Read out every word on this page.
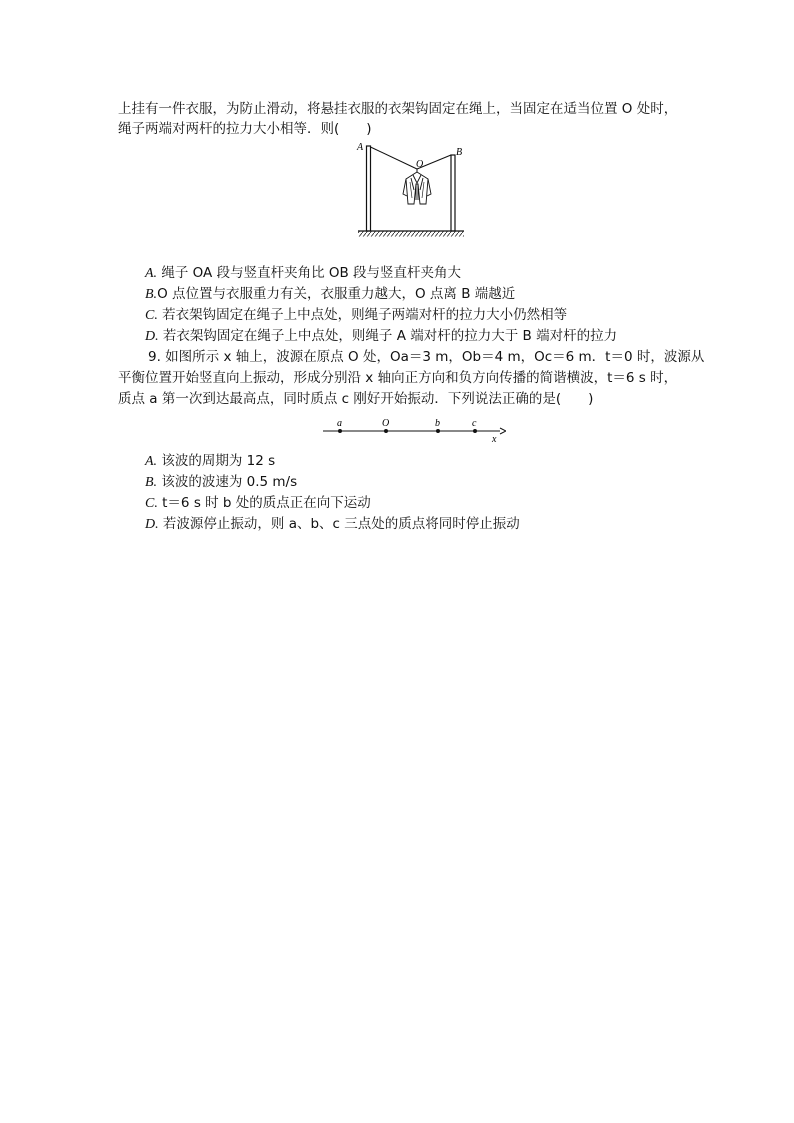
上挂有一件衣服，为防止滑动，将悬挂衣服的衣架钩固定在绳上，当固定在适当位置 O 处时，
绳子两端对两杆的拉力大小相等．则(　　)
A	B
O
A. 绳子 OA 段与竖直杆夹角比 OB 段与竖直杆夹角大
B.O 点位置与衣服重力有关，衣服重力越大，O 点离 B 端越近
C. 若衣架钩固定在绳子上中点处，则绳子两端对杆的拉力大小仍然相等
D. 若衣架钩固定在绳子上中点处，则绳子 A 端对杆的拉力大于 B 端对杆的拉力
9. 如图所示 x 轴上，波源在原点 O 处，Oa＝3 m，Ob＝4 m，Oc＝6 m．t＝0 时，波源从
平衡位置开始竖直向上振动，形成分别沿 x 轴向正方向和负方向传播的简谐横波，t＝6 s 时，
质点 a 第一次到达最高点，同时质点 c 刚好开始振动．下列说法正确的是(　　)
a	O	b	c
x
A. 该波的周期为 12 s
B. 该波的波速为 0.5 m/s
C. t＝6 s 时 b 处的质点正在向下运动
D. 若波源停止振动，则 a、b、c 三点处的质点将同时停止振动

○ ○ ○ ○ ○ ○ ○

[WHAT THE TASK ASKS] Gather every line from the entries above where the word "若衣架钩固定在绳子上中点处" appears, and copy them.

[RESULT OF THE TASK]
C. 若衣架钩固定在绳子上中点处，则绳子两端对杆的拉力大小仍然相等
D. 若衣架钩固定在绳子上中点处，则绳子 A 端对杆的拉力大于 B 端对杆的拉力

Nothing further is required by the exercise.